* Task material:
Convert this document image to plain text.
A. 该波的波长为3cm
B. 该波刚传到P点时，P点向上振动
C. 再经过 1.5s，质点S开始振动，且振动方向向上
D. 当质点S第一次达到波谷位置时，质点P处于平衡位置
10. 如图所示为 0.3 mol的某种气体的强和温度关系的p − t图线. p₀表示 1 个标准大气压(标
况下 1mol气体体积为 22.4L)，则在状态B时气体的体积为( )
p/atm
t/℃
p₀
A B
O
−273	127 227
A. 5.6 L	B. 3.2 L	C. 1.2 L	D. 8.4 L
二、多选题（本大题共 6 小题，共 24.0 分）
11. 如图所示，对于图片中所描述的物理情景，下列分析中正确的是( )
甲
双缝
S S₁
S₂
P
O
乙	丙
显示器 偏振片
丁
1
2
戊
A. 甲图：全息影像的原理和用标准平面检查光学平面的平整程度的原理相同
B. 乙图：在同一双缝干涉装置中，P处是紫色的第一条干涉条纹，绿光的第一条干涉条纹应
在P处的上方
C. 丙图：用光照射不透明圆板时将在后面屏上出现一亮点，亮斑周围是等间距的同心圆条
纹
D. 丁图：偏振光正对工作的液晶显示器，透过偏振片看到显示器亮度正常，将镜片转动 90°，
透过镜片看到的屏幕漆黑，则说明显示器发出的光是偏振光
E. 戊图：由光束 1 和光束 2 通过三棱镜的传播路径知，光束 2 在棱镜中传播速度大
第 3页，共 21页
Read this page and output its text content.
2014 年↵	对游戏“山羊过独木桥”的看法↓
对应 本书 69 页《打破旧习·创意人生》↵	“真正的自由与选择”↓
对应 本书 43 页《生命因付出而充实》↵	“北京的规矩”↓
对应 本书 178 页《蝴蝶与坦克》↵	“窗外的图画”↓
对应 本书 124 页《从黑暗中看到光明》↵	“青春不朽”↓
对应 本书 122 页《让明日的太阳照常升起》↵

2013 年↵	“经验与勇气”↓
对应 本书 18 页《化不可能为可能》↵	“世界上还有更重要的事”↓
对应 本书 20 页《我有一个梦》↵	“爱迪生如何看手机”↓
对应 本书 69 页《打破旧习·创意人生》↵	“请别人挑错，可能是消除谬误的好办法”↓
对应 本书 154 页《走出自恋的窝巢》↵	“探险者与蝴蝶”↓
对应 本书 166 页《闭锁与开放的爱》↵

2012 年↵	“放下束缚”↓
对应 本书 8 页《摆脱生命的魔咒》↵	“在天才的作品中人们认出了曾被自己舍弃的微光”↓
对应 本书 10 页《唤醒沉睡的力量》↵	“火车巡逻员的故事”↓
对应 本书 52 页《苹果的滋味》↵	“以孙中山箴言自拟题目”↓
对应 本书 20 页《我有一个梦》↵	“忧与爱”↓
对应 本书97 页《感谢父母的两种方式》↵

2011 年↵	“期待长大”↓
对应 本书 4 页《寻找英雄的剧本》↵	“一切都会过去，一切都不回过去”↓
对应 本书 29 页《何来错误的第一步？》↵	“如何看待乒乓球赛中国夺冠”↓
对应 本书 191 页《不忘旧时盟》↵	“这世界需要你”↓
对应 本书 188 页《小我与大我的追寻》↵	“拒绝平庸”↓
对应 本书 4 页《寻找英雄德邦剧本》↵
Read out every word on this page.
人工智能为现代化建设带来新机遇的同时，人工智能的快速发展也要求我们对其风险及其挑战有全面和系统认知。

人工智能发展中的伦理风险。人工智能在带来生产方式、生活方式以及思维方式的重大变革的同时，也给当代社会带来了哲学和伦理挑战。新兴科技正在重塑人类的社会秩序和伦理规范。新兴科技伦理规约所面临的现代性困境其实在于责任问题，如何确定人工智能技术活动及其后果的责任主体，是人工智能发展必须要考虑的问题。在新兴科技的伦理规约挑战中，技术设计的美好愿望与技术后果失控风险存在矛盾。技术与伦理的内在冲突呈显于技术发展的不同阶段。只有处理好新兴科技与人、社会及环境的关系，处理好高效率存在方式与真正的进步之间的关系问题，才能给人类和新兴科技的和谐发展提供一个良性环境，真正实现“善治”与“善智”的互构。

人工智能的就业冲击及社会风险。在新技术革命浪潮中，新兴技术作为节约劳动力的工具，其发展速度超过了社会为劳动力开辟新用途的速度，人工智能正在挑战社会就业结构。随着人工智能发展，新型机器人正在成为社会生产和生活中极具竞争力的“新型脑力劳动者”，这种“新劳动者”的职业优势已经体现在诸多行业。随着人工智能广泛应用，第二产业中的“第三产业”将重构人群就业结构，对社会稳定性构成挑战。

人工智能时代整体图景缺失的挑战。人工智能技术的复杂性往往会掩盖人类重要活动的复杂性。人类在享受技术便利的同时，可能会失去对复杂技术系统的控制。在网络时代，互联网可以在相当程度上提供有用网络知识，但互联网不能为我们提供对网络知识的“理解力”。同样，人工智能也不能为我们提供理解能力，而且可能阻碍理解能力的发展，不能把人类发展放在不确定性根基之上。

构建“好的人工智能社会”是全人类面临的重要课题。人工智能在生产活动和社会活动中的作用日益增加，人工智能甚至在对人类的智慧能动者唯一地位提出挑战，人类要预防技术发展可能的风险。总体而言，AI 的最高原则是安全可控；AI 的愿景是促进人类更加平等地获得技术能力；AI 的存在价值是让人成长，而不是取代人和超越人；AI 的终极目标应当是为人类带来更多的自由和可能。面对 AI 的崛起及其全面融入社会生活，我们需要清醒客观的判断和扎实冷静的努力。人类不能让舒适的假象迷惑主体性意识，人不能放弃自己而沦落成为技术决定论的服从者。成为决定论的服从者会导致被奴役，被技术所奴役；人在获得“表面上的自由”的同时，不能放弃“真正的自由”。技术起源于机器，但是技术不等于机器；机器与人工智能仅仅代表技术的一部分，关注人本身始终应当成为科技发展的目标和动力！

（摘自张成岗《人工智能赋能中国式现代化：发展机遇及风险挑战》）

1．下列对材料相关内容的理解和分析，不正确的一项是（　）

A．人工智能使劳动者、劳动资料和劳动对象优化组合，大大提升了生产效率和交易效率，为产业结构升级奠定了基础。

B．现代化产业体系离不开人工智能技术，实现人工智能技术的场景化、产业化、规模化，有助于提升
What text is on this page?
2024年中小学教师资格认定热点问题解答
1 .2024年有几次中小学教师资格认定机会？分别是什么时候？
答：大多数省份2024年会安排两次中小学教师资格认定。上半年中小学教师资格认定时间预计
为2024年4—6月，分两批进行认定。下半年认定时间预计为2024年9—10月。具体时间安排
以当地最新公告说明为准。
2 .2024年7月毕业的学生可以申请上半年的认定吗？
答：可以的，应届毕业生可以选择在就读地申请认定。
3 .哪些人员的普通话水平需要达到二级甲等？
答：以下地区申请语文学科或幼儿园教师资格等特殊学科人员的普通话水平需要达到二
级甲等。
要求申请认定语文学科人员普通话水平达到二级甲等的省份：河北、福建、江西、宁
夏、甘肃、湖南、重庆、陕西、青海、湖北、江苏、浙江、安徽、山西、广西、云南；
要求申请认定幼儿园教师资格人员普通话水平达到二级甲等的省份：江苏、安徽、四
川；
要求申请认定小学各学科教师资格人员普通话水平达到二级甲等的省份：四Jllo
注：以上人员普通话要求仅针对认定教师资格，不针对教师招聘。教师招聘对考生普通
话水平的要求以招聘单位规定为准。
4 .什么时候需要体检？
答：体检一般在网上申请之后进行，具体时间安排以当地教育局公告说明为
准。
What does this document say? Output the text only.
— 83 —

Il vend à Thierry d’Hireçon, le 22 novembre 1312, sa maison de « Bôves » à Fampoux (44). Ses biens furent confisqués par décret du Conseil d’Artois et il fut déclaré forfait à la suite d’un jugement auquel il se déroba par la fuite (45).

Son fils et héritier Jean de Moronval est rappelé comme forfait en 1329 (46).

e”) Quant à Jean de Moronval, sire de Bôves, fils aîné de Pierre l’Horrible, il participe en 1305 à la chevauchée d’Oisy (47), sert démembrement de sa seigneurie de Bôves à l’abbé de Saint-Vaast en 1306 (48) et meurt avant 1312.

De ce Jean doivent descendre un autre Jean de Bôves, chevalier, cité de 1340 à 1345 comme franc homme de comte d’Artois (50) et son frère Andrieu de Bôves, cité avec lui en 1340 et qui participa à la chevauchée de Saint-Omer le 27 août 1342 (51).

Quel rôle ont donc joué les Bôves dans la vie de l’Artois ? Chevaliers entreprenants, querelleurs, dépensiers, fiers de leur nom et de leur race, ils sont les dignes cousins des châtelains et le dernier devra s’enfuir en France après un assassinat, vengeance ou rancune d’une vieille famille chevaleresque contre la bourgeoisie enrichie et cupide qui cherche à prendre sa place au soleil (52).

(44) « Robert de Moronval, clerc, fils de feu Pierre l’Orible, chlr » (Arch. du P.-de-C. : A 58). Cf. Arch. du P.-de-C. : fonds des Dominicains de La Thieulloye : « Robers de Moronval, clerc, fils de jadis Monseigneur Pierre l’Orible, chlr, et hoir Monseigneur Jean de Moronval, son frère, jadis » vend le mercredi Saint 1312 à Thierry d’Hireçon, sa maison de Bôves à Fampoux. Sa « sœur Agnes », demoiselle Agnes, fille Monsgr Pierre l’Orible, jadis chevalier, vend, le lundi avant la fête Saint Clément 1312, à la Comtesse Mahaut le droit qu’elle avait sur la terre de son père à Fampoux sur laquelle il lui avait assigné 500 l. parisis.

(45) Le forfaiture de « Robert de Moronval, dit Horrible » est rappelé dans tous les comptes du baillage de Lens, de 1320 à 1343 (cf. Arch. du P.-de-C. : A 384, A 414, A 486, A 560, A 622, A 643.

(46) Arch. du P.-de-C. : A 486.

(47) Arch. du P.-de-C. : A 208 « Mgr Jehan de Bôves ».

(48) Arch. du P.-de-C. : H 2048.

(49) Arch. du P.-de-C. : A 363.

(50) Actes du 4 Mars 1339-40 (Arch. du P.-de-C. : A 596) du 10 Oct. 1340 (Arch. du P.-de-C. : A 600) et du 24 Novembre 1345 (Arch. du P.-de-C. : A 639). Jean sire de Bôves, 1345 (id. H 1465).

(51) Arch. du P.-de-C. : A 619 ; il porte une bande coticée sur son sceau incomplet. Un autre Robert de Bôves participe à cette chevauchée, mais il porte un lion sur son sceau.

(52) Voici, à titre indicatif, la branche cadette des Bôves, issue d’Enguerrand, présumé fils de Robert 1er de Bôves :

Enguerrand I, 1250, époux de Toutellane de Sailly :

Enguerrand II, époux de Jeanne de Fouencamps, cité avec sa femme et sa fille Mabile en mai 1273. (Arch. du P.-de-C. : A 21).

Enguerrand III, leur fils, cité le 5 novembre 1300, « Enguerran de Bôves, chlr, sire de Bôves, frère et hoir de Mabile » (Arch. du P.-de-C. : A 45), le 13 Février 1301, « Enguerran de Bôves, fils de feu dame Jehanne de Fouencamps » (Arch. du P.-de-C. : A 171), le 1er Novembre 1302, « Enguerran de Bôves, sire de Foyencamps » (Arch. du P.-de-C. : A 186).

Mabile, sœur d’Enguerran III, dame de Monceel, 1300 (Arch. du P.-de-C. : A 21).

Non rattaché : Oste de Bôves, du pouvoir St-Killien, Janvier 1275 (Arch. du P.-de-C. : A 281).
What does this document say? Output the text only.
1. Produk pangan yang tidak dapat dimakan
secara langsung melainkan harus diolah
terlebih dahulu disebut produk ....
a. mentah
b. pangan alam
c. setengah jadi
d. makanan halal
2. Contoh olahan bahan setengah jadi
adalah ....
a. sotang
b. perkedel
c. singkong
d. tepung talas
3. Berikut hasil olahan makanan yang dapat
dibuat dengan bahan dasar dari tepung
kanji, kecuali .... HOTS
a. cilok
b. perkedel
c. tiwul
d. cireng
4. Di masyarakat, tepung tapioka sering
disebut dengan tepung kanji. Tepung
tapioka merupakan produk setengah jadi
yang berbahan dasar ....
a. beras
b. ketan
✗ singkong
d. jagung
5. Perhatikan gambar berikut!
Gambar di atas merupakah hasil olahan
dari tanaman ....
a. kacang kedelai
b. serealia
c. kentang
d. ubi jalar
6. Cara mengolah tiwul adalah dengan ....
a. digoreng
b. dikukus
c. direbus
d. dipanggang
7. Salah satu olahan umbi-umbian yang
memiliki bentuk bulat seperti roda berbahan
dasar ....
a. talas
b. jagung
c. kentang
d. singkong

* Do this:
Select and copy each line from the data that includes the word "创意人生".

* Output:
对应 本书 69 页《打破旧习·创意人生》↵	“真正的自由与选择”↓
对应 本书 69 页《打破旧习·创意人生》↵	“请别人挑错，可能是消除谬误的好办法”↓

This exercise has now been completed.